→ **The task**
Reproduce the items below exactly, beginning with their first line and ending after the line that contains "tab-advanced-settings[interactable]: Advanced settings", both lines included.

Layout region records

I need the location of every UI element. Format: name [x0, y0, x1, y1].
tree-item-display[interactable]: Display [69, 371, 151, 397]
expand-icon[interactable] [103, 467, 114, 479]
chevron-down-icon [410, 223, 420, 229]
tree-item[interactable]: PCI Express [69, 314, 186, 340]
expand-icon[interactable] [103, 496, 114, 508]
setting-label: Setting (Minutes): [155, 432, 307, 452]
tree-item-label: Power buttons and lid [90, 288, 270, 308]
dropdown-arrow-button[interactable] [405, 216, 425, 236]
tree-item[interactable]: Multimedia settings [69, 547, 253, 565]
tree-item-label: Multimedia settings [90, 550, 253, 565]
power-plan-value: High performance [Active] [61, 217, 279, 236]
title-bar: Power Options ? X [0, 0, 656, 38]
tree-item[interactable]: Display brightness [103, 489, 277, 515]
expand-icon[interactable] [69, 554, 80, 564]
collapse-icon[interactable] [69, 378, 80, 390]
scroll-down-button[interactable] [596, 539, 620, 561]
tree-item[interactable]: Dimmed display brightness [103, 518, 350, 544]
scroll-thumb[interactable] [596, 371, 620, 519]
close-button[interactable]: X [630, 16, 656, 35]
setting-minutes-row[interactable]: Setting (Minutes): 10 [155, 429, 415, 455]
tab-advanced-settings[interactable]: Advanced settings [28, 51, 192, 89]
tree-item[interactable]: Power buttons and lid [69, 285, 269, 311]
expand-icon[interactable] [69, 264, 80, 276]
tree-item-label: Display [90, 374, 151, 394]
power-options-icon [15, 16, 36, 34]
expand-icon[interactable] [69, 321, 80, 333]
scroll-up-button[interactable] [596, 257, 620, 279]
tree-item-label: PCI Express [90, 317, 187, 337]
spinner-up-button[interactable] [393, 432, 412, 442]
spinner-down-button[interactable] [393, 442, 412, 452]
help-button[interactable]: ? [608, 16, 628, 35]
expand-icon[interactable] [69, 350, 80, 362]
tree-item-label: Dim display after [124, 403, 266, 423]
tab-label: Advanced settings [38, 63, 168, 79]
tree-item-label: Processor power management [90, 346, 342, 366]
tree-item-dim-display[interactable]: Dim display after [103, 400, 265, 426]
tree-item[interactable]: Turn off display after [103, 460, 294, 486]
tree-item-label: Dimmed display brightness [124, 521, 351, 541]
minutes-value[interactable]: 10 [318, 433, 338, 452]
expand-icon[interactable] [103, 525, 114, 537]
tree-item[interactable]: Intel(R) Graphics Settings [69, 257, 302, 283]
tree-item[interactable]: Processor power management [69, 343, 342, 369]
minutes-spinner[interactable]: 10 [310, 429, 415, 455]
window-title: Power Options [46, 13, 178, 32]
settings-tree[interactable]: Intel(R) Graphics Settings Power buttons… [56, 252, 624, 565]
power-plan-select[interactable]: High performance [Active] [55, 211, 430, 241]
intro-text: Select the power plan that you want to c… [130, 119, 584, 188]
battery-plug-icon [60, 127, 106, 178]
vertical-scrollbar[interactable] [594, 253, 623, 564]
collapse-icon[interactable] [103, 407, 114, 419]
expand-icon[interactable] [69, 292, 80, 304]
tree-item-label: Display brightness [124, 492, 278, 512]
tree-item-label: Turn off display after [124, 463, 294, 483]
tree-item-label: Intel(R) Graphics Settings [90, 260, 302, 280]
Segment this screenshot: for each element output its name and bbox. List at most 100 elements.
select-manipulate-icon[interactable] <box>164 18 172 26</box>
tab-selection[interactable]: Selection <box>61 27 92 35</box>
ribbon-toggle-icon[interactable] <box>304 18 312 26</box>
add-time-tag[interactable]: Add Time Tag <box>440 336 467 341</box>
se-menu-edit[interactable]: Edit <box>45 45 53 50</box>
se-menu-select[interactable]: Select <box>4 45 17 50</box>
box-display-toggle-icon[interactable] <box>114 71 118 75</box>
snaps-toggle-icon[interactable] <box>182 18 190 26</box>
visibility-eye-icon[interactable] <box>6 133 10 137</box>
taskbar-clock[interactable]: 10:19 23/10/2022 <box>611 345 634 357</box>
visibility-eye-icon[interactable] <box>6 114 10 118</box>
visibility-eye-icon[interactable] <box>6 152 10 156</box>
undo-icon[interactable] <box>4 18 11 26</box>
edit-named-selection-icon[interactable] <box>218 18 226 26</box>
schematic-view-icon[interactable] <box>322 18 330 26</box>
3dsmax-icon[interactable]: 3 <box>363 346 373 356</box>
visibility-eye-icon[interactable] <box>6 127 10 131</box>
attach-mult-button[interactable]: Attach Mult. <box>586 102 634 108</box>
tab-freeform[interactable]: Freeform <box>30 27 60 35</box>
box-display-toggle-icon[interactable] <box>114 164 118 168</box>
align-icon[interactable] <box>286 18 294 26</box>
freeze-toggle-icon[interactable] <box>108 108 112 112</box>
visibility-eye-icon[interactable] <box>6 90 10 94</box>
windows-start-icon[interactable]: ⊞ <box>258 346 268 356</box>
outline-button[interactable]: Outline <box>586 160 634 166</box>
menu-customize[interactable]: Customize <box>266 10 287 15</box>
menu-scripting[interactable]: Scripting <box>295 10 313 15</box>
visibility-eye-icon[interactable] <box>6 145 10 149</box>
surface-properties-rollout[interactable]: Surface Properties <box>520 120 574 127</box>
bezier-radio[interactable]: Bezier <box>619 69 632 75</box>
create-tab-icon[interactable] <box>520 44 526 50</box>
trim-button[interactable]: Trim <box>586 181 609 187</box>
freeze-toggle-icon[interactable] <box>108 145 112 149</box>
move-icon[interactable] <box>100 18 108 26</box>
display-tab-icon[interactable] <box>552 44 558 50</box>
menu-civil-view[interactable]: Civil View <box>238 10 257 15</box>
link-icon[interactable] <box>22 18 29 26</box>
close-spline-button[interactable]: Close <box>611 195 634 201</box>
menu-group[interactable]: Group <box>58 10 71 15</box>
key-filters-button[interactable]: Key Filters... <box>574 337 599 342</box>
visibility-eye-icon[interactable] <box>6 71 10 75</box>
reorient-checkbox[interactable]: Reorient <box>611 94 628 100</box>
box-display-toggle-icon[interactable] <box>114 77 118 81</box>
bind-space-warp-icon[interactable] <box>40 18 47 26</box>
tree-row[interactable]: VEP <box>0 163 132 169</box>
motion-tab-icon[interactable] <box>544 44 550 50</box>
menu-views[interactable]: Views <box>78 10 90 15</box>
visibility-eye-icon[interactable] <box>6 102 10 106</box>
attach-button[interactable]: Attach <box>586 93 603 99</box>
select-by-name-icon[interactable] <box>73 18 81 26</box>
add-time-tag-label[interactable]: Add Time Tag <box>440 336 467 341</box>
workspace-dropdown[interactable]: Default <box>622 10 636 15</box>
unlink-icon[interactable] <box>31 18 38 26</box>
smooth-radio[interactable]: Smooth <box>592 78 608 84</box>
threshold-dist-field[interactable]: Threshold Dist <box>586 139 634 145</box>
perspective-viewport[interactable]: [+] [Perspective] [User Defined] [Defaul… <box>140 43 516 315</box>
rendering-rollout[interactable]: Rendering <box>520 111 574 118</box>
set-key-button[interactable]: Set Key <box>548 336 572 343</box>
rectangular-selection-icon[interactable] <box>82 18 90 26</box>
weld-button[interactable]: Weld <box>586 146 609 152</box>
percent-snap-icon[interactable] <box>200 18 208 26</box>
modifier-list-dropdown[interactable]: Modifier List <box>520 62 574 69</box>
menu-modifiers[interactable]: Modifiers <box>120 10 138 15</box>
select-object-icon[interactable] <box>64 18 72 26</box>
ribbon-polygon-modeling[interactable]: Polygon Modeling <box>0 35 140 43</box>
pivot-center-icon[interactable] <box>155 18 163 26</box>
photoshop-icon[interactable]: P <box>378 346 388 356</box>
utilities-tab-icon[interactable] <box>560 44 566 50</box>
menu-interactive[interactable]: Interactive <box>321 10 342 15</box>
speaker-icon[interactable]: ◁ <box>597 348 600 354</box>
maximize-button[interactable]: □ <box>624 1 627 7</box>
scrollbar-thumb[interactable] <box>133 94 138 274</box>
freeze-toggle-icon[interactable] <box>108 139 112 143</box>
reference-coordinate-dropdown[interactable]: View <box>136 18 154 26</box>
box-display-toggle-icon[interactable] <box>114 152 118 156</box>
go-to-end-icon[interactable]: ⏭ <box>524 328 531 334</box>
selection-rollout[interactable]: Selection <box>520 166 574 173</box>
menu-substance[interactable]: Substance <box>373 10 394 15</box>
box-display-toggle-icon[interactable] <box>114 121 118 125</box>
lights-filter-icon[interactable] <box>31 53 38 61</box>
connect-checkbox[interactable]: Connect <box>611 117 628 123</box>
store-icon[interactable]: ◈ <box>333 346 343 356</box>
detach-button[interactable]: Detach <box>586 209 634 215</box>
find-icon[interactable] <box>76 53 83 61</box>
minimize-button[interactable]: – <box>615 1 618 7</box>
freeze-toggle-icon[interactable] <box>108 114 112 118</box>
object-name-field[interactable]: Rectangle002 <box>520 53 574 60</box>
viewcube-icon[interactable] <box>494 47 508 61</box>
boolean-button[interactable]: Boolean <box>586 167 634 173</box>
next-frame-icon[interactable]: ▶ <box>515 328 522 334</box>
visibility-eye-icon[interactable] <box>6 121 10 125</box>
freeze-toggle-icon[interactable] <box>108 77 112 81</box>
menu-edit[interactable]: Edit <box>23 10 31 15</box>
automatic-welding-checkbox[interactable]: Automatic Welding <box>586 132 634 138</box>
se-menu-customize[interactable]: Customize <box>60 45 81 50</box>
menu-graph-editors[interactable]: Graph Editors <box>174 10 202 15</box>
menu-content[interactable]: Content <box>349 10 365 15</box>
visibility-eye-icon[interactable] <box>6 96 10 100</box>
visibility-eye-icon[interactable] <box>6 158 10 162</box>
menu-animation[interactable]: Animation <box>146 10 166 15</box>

→ **Solution to the exercise**
I need the location of every UI element. Format: name [x0, y0, x1, y1].
tree-item-display[interactable]: Display [69, 371, 151, 397]
expand-icon[interactable] [103, 467, 114, 479]
chevron-down-icon [410, 223, 420, 229]
tree-item[interactable]: PCI Express [69, 314, 186, 340]
expand-icon[interactable] [103, 496, 114, 508]
setting-label: Setting (Minutes): [155, 432, 307, 452]
tree-item-label: Power buttons and lid [90, 288, 270, 308]
dropdown-arrow-button[interactable] [405, 216, 425, 236]
tree-item[interactable]: Multimedia settings [69, 547, 253, 565]
tree-item-label: Multimedia settings [90, 550, 253, 565]
power-plan-value: High performance [Active] [61, 217, 279, 236]
title-bar: Power Options ? X [0, 0, 656, 38]
tree-item[interactable]: Display brightness [103, 489, 277, 515]
expand-icon[interactable] [69, 554, 80, 564]
collapse-icon[interactable] [69, 378, 80, 390]
scroll-down-button[interactable] [596, 539, 620, 561]
tree-item[interactable]: Dimmed display brightness [103, 518, 350, 544]
scroll-thumb[interactable] [596, 371, 620, 519]
close-button[interactable]: X [630, 16, 656, 35]
setting-minutes-row[interactable]: Setting (Minutes): 10 [155, 429, 415, 455]
tab-advanced-settings[interactable]: Advanced settings [28, 51, 192, 89]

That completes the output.